Figure dataset records:
START

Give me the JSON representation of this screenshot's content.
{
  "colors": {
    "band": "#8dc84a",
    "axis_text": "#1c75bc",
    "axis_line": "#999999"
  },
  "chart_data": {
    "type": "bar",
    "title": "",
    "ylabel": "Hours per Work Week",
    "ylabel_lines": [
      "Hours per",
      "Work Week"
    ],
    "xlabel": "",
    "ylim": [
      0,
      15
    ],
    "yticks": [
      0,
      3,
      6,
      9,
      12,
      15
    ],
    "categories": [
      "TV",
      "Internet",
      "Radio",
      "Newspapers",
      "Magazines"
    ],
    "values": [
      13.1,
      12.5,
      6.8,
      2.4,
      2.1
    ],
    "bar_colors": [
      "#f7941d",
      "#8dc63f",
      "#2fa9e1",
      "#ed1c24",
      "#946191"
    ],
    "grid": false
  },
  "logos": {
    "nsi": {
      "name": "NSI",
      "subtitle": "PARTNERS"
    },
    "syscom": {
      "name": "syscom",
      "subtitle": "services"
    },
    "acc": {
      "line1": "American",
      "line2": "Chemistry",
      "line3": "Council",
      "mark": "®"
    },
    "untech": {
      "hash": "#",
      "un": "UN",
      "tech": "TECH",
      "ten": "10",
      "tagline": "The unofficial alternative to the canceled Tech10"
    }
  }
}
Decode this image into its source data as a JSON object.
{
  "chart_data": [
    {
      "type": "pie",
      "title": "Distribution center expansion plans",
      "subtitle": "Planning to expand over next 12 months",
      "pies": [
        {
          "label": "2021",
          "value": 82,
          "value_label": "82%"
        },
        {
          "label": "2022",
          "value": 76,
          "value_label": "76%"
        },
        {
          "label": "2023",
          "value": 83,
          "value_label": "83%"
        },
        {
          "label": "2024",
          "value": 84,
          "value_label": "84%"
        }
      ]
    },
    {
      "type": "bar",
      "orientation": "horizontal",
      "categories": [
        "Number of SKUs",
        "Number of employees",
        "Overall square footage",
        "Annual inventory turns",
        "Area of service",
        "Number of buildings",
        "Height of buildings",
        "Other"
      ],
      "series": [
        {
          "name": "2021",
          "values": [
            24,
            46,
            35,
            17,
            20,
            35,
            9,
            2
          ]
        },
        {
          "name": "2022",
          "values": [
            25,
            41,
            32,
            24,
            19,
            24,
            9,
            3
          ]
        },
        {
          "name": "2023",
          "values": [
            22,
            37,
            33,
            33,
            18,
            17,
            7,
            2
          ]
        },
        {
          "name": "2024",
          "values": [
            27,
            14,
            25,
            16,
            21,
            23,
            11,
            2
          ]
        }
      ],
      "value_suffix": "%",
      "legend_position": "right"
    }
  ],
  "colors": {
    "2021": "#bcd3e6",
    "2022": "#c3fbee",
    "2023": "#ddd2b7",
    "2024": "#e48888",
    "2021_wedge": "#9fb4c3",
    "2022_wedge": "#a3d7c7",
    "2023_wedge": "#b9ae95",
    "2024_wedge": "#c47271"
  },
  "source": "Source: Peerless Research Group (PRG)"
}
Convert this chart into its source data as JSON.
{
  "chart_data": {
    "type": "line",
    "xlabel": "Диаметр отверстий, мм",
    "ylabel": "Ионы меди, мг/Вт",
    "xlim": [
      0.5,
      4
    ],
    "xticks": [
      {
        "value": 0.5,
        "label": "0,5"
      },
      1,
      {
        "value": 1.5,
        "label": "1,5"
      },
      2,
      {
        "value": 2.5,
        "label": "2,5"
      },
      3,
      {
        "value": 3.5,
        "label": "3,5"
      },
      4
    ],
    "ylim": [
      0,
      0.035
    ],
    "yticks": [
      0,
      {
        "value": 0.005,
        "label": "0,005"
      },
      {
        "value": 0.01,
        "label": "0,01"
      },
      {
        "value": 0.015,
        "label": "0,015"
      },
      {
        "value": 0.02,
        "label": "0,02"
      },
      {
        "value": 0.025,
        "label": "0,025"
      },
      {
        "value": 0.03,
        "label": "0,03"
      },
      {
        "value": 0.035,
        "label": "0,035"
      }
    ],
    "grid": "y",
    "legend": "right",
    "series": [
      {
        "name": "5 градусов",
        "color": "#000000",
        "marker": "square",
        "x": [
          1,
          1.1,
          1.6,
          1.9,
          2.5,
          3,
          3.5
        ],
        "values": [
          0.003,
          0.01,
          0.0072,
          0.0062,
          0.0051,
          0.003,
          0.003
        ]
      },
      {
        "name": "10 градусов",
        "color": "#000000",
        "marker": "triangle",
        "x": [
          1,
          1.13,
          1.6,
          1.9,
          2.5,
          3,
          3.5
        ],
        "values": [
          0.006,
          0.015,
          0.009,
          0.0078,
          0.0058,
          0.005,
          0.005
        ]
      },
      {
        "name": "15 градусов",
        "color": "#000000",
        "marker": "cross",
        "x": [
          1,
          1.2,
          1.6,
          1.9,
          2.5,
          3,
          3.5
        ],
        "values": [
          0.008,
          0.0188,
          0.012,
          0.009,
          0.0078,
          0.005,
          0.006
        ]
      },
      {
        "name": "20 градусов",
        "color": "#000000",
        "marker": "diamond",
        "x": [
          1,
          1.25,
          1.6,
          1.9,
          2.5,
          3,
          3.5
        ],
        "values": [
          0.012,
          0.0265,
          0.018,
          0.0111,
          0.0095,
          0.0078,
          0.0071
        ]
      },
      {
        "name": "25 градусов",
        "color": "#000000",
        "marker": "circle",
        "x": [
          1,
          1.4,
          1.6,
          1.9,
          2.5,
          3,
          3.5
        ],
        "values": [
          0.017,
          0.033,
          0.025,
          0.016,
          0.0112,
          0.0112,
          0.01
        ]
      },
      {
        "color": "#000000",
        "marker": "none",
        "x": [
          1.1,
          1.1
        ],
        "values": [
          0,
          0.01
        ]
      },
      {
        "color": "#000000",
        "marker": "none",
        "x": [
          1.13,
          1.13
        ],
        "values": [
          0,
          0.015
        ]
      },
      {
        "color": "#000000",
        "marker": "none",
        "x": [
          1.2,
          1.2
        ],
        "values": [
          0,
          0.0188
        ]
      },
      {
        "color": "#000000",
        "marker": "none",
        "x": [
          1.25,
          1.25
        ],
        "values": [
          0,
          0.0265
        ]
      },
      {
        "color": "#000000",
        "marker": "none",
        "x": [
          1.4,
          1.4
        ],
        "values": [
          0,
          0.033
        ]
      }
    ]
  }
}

END

Set problem>
Search the entries for the word "name" and gather every line where it appears.

Reply to the task>
      "name": "NSI",
      "name": "syscom",
          "name": "2021",
          "name": "2022",
          "name": "2023",
          "name": "2024",
        "name": "5 градусов",
        "name": "10 градусов",
        "name": "15 градусов",
        "name": "20 градусов",
        "name": "25 градусов",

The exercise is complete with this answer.